The request:
Lines containing the word "JSON" are to be located and copied.

Items from a figure collection
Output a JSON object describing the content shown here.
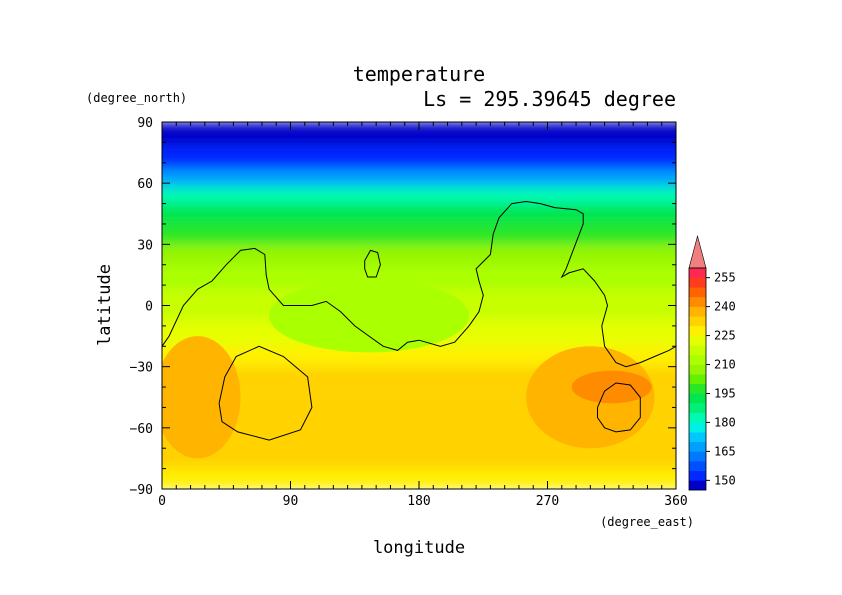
{
  "chart_data": {
    "type": "heatmap",
    "title": "temperature",
    "subtitle": "Ls = 295.39645 degree",
    "xlabel": "longitude",
    "ylabel": "latitude",
    "x_units": "(degree_east)",
    "y_units": "(degree_north)",
    "xlim": [
      0,
      360
    ],
    "ylim": [
      -90,
      90
    ],
    "x_ticks": [
      0,
      90,
      180,
      270,
      360
    ],
    "y_ticks": [
      90,
      60,
      30,
      0,
      -30,
      -60,
      -90
    ],
    "x_tick_labels": [
      "0",
      "90",
      "180",
      "270",
      "360"
    ],
    "y_tick_labels": [
      "90",
      "60",
      "30",
      "0",
      "−30",
      "−60",
      "−90"
    ],
    "colorbar": {
      "levels": [
        145,
        150,
        155,
        160,
        165,
        170,
        175,
        180,
        185,
        190,
        195,
        200,
        205,
        210,
        215,
        220,
        225,
        230,
        235,
        240,
        245,
        250,
        255,
        260
      ],
      "colors": [
        "#0000c8",
        "#0028ff",
        "#0050ff",
        "#0078ff",
        "#00a0ff",
        "#00c8ff",
        "#00f0e6",
        "#00fab4",
        "#00f078",
        "#00e650",
        "#28e628",
        "#64f000",
        "#96f500",
        "#aaff00",
        "#c8ff00",
        "#e6ff00",
        "#fff000",
        "#ffd200",
        "#ffb400",
        "#ff8c00",
        "#ff6400",
        "#ff3c1e",
        "#ff2850"
      ],
      "tick_labels": [
        "255",
        "240",
        "225",
        "210",
        "195",
        "180",
        "165",
        "150"
      ],
      "extend": "max",
      "extend_color": "#f08080"
    },
    "field": {
      "lat_band_values": [
        {
          "lat": 85,
          "value": 146
        },
        {
          "lat": 72,
          "value": 152
        },
        {
          "lat": 62,
          "value": 168
        },
        {
          "lat": 55,
          "value": 180
        },
        {
          "lat": 45,
          "value": 192
        },
        {
          "lat": 35,
          "value": 198
        },
        {
          "lat": 25,
          "value": 206
        },
        {
          "lat": 15,
          "value": 211
        },
        {
          "lat": 0,
          "value": 216
        },
        {
          "lat": -15,
          "value": 222
        },
        {
          "lat": -25,
          "value": 228
        },
        {
          "lat": -35,
          "value": 232
        },
        {
          "lat": -55,
          "value": 234
        },
        {
          "lat": -75,
          "value": 232
        },
        {
          "lat": -85,
          "value": 228
        }
      ],
      "anomalies": [
        {
          "lon": 145,
          "lat": -5,
          "dlon": 70,
          "dlat": 18,
          "value": 212
        },
        {
          "lon": 25,
          "lat": -45,
          "dlon": 30,
          "dlat": 30,
          "value": 236
        },
        {
          "lon": 300,
          "lat": -45,
          "dlon": 45,
          "dlat": 25,
          "value": 238
        },
        {
          "lon": 315,
          "lat": -40,
          "dlon": 28,
          "dlat": 8,
          "value": 244
        }
      ]
    },
    "contours": [
      {
        "name": "topography",
        "points": [
          [
            0,
            -20
          ],
          [
            5,
            -15
          ],
          [
            15,
            0
          ],
          [
            25,
            8
          ],
          [
            35,
            12
          ],
          [
            45,
            20
          ],
          [
            55,
            27
          ],
          [
            65,
            28
          ],
          [
            72,
            25
          ],
          [
            73,
            15
          ],
          [
            75,
            8
          ],
          [
            85,
            0
          ],
          [
            95,
            0
          ],
          [
            105,
            0
          ],
          [
            115,
            2
          ],
          [
            125,
            -3
          ],
          [
            135,
            -10
          ],
          [
            145,
            -15
          ],
          [
            155,
            -20
          ],
          [
            165,
            -22
          ],
          [
            172,
            -18
          ],
          [
            180,
            -17
          ],
          [
            185,
            -18
          ],
          [
            195,
            -20
          ],
          [
            205,
            -18
          ],
          [
            215,
            -10
          ],
          [
            222,
            -3
          ],
          [
            225,
            5
          ],
          [
            222,
            12
          ],
          [
            220,
            18
          ],
          [
            230,
            25
          ],
          [
            232,
            35
          ],
          [
            236,
            43
          ],
          [
            245,
            50
          ],
          [
            255,
            51
          ],
          [
            265,
            50
          ],
          [
            275,
            48
          ],
          [
            290,
            47
          ],
          [
            295,
            45
          ],
          [
            295,
            40
          ],
          [
            289,
            29
          ],
          [
            283,
            18
          ],
          [
            280,
            14
          ],
          [
            285,
            16
          ],
          [
            295,
            18
          ],
          [
            303,
            12
          ],
          [
            310,
            5
          ],
          [
            312,
            0
          ],
          [
            308,
            -10
          ],
          [
            310,
            -20
          ],
          [
            318,
            -28
          ],
          [
            325,
            -30
          ],
          [
            335,
            -28
          ],
          [
            345,
            -25
          ],
          [
            355,
            -22
          ],
          [
            360,
            -20
          ]
        ]
      },
      {
        "name": "crater-small",
        "points": [
          [
            142,
            22
          ],
          [
            146,
            27
          ],
          [
            151,
            26
          ],
          [
            153,
            20
          ],
          [
            150,
            14
          ],
          [
            144,
            14
          ],
          [
            142,
            18
          ],
          [
            142,
            22
          ]
        ]
      },
      {
        "name": "crater-left",
        "points": [
          [
            40,
            -48
          ],
          [
            44,
            -35
          ],
          [
            52,
            -25
          ],
          [
            68,
            -20
          ],
          [
            85,
            -25
          ],
          [
            102,
            -35
          ],
          [
            105,
            -50
          ],
          [
            97,
            -61
          ],
          [
            75,
            -66
          ],
          [
            53,
            -62
          ],
          [
            42,
            -57
          ],
          [
            40,
            -48
          ]
        ]
      },
      {
        "name": "crater-right",
        "points": [
          [
            305,
            -50
          ],
          [
            310,
            -42
          ],
          [
            318,
            -38
          ],
          [
            328,
            -39
          ],
          [
            335,
            -45
          ],
          [
            335,
            -55
          ],
          [
            328,
            -61
          ],
          [
            318,
            -62
          ],
          [
            310,
            -60
          ],
          [
            305,
            -55
          ],
          [
            305,
            -50
          ]
        ]
      }
    ],
    "grid": false,
    "legend": "right"
  }
}
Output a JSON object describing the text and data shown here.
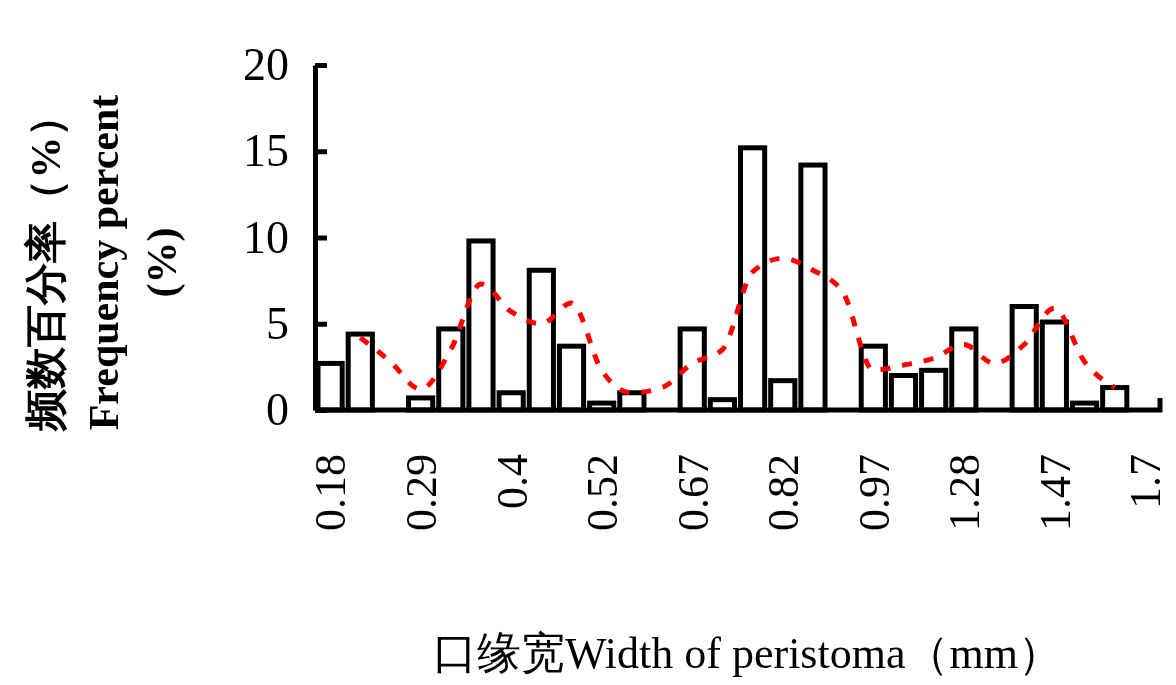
{
  "chart_data": {
    "type": "bar",
    "xlabel": "口缘宽Width of peristoma（mm）",
    "ylabel": "频数百分率（%）\nFrequency percent\n(%)",
    "categories": [
      "0.18",
      null,
      null,
      "0.29",
      null,
      null,
      "0.4",
      null,
      null,
      "0.52",
      null,
      null,
      "0.67",
      null,
      null,
      "0.82",
      null,
      null,
      "0.97",
      null,
      null,
      "1.28",
      null,
      null,
      "1.47",
      null,
      null,
      "1.7"
    ],
    "series": [
      {
        "color": "#000000",
        "values": [
          2.7,
          4.4,
          0,
          0.7,
          4.7,
          9.8,
          1.0,
          8.1,
          3.7,
          0.4,
          1.0,
          0,
          4.7,
          0.6,
          15.2,
          1.7,
          14.2,
          0,
          3.7,
          2.0,
          2.3,
          4.7,
          0,
          6.0,
          5.1,
          0.4,
          1.3,
          0
        ]
      },
      {
        "type": "line",
        "color": "#ff0000",
        "line_style": "dashed",
        "values": [
          null,
          4.2,
          2.8,
          1.2,
          3.5,
          7.3,
          5.7,
          5.0,
          6.2,
          2.3,
          1.0,
          1.3,
          2.7,
          3.5,
          8.0,
          8.8,
          8.1,
          6.8,
          2.3,
          2.6,
          3.0,
          3.8,
          2.7,
          3.8,
          5.9,
          2.8,
          1.3,
          null
        ]
      }
    ],
    "ylim": [
      0,
      20
    ],
    "yticks": [
      0,
      5,
      10,
      15,
      20
    ],
    "grid": false
  }
}
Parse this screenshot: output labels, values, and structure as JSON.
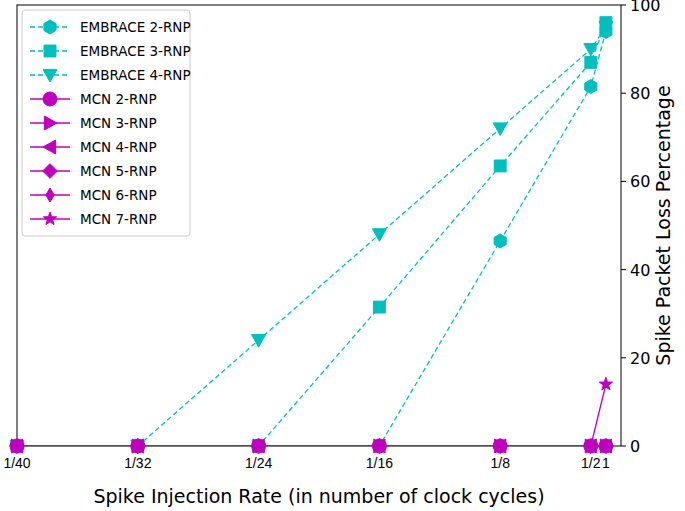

Solution for this task:
Output a JSON object describing the content shown here.
Output a JSON object describing the text and data shown here.
Parse this screenshot: output labels, values, and structure as JSON.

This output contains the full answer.